* _Problem to work on_: Across the data below, how many lines hold "Bilateralen"? Answer with that number and nothing else.

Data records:
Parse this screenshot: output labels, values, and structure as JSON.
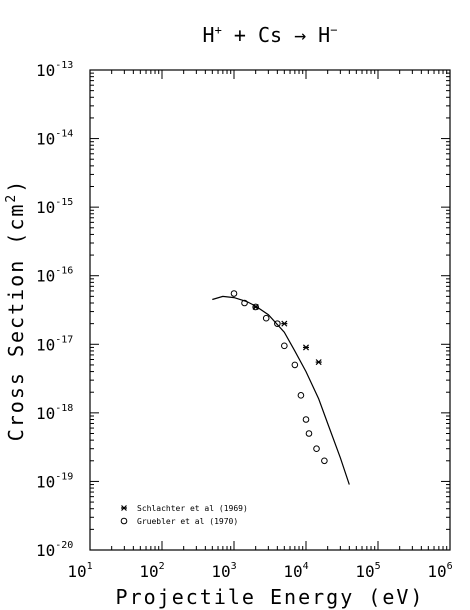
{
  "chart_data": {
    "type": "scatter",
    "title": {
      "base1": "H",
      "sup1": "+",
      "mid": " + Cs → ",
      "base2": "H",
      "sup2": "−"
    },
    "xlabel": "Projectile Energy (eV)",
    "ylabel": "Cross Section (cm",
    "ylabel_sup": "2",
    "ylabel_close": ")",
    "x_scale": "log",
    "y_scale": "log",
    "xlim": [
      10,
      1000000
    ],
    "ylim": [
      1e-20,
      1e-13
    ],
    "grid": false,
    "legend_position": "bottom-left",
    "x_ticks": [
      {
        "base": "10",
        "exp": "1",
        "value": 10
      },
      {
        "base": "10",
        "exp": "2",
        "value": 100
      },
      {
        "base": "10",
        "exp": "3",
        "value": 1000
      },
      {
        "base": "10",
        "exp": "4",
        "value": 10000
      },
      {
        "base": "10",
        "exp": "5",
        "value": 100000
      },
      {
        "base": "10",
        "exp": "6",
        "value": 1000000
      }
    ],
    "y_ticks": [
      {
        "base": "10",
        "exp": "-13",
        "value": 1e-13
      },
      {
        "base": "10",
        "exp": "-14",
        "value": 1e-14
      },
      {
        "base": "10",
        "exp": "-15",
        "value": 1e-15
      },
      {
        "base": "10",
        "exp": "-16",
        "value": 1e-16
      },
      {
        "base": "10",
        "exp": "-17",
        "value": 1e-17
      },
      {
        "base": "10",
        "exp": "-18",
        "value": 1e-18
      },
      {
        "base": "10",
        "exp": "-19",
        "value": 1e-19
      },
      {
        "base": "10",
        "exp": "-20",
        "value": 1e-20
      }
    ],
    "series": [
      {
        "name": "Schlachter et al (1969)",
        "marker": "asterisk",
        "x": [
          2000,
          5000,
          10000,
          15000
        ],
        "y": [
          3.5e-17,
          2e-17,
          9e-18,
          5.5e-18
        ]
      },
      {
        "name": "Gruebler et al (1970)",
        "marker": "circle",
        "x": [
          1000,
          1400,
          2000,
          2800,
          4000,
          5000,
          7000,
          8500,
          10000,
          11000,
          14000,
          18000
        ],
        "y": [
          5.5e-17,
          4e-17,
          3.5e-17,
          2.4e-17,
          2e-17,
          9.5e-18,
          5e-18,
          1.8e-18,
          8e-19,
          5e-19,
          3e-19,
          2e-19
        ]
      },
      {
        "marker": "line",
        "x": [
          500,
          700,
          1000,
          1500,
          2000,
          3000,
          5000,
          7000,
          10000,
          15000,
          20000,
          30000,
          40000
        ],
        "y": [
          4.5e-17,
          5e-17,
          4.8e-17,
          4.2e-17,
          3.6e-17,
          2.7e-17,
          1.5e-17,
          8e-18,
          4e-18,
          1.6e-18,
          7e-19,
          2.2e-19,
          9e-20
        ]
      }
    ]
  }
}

--

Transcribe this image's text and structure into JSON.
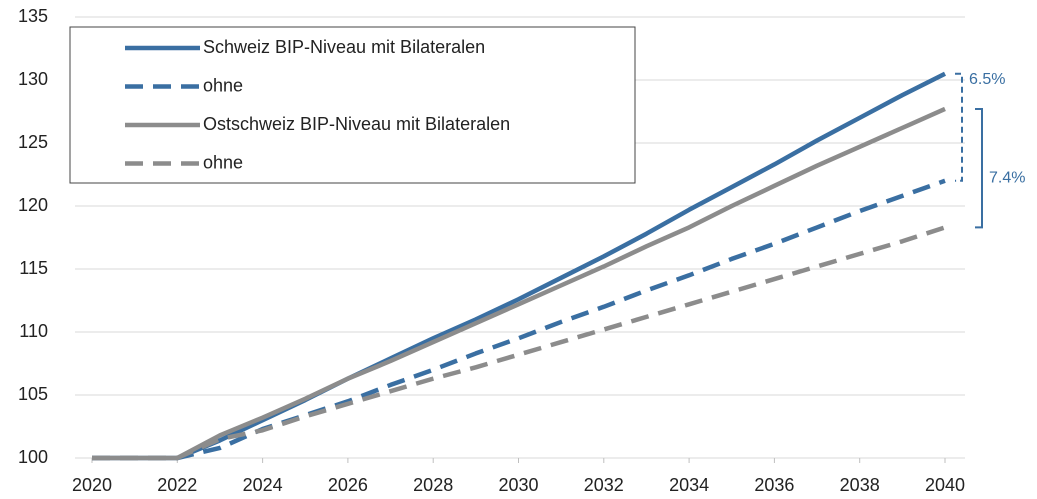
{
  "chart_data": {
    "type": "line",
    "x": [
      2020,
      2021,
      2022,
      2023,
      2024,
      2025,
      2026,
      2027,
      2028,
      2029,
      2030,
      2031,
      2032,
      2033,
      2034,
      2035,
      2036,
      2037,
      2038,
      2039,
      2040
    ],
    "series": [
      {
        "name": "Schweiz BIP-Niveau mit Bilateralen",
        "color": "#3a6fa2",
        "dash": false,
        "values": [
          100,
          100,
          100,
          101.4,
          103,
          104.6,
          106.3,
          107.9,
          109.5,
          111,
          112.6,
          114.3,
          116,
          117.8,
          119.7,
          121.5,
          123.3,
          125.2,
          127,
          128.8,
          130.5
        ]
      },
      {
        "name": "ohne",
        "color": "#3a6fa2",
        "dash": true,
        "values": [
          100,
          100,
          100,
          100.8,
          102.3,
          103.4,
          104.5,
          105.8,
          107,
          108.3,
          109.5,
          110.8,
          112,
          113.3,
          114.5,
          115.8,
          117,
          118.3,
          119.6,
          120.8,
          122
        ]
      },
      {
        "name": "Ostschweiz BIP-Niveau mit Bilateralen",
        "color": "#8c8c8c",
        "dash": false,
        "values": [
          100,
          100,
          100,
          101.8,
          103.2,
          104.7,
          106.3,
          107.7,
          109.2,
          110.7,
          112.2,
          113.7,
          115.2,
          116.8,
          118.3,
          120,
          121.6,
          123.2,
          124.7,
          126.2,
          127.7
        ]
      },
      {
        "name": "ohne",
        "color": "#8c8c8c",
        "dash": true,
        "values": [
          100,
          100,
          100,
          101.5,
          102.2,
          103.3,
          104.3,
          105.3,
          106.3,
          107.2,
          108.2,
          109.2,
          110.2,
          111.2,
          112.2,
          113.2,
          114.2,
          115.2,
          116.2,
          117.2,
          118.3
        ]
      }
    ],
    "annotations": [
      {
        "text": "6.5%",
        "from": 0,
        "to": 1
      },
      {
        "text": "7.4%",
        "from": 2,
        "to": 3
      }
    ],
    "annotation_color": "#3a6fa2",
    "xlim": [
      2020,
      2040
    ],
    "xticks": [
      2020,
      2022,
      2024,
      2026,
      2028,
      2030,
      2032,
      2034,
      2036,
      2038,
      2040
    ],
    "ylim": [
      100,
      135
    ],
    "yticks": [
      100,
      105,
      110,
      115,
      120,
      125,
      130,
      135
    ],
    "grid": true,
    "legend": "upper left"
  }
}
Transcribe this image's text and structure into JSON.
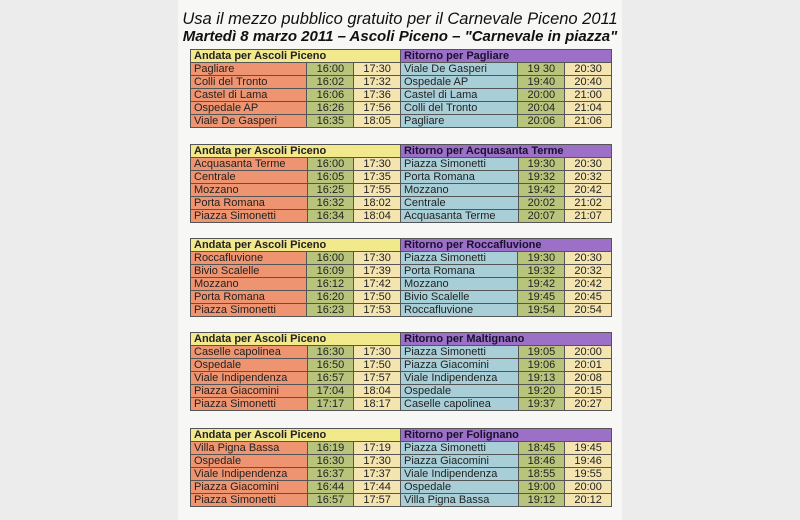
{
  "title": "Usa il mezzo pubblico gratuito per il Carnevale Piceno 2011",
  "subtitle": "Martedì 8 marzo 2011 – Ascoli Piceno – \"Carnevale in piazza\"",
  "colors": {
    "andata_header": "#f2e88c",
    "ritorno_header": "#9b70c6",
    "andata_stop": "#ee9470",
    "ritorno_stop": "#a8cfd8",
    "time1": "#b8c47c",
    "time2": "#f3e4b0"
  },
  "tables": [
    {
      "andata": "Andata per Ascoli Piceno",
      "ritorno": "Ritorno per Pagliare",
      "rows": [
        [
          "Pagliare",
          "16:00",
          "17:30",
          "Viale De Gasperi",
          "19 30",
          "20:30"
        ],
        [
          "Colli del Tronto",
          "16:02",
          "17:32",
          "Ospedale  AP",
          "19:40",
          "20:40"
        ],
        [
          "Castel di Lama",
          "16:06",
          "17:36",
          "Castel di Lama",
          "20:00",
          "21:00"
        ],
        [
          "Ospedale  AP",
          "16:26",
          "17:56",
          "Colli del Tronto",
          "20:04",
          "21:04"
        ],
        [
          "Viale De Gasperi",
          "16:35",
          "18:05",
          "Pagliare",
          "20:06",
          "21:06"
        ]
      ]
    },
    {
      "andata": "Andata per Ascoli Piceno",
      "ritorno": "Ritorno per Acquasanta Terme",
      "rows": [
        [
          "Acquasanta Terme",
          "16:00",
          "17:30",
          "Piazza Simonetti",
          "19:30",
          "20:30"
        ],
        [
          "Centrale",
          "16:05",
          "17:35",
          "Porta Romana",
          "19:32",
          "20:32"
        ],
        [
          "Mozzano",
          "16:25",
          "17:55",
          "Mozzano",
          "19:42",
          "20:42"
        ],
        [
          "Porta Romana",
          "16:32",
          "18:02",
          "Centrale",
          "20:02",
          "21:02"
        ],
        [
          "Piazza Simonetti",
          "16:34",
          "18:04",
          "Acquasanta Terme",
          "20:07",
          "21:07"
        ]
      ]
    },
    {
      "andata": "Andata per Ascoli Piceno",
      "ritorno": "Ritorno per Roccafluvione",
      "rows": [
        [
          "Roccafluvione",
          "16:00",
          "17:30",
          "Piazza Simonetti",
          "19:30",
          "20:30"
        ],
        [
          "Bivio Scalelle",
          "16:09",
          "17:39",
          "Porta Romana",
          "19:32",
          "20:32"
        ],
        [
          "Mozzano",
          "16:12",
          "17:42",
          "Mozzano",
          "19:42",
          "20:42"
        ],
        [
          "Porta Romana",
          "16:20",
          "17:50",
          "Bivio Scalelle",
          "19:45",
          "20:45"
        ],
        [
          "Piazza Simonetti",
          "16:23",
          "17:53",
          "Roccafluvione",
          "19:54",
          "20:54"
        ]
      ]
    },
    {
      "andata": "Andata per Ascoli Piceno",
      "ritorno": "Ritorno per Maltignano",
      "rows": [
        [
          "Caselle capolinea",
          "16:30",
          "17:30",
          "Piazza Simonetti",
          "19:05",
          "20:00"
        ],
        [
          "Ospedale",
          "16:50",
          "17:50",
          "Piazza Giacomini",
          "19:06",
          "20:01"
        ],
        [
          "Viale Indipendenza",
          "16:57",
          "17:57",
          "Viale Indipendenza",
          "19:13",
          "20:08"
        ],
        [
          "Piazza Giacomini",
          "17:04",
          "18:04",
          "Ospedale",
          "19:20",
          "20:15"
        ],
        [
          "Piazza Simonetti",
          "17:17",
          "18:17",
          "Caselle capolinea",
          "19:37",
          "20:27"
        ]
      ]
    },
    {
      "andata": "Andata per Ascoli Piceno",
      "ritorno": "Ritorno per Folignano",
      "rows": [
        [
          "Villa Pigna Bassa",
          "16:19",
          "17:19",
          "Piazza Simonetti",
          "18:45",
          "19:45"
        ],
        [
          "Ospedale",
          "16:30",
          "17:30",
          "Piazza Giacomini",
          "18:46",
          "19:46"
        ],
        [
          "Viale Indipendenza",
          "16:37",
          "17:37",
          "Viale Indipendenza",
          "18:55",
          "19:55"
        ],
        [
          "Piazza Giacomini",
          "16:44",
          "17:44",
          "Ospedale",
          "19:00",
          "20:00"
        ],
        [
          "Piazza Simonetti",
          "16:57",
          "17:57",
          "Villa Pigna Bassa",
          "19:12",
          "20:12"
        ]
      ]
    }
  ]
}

...

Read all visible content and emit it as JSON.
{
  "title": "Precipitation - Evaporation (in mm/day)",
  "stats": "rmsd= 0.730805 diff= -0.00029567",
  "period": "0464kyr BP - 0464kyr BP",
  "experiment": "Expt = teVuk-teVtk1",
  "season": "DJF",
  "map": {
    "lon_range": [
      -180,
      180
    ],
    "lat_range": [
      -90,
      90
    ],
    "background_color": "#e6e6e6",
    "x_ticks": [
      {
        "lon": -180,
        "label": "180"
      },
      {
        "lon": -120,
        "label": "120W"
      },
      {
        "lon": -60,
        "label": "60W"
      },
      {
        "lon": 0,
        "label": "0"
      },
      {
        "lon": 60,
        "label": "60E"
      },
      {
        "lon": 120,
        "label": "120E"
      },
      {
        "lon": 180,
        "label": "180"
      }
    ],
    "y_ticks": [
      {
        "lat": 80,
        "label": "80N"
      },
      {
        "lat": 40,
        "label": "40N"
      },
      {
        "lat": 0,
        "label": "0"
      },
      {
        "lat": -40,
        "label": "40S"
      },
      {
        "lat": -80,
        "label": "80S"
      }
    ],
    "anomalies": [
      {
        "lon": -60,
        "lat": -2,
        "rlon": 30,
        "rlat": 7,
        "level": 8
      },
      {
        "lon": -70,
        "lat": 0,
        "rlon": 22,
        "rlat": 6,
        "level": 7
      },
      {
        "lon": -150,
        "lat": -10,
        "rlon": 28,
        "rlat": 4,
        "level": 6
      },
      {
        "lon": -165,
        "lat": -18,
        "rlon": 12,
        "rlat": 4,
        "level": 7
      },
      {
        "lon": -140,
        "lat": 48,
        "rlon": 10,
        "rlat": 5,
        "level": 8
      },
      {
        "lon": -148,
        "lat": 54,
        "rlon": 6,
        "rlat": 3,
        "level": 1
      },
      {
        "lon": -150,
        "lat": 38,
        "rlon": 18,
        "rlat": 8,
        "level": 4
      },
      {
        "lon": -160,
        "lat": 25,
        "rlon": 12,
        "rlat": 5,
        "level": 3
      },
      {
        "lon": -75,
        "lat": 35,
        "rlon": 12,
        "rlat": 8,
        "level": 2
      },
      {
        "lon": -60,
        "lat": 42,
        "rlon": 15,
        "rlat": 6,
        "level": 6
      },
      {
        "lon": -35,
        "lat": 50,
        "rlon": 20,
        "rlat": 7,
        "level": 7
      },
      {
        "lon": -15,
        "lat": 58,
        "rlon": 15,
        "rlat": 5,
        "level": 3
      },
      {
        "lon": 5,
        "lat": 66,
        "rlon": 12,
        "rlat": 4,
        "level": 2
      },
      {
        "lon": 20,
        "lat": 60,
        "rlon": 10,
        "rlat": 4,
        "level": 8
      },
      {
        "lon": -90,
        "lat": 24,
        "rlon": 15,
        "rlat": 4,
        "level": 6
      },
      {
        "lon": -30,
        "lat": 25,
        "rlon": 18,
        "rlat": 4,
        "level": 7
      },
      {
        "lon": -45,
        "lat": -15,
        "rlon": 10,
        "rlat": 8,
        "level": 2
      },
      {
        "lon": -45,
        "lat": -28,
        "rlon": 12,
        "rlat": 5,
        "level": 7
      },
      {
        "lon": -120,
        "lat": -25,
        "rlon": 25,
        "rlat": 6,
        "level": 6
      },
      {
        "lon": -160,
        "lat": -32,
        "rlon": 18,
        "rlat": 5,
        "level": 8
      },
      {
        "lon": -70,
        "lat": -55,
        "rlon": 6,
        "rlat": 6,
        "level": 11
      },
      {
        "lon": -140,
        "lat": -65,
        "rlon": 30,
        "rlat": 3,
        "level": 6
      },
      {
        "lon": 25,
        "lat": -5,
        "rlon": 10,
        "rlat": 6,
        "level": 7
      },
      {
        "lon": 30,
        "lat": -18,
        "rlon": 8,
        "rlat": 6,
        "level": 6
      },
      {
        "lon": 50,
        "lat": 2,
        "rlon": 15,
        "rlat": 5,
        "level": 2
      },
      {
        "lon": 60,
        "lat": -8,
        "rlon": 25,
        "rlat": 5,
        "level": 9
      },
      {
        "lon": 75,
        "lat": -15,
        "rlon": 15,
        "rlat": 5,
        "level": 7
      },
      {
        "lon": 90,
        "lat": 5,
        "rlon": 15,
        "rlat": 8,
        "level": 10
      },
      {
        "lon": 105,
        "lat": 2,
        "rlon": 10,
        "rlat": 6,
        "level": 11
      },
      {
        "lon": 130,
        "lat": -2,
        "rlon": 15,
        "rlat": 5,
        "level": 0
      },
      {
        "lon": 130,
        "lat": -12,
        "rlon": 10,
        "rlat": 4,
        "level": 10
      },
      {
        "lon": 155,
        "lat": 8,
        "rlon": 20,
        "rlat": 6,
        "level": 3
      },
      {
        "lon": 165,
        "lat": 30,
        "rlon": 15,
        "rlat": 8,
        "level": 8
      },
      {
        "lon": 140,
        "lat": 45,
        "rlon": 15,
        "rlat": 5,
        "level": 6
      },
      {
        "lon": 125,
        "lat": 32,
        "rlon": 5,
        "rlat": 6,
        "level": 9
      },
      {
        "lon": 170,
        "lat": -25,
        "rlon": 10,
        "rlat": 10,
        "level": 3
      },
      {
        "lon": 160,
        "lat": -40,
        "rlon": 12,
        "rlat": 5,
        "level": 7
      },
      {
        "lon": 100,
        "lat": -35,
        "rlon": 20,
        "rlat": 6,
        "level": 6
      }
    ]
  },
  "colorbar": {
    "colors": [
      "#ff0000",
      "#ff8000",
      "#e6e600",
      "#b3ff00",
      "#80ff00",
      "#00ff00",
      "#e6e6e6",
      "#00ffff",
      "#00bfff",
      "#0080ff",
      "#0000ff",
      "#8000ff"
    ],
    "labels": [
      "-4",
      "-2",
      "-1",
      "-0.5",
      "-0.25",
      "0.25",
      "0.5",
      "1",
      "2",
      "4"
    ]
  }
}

* _Exercise result_: 2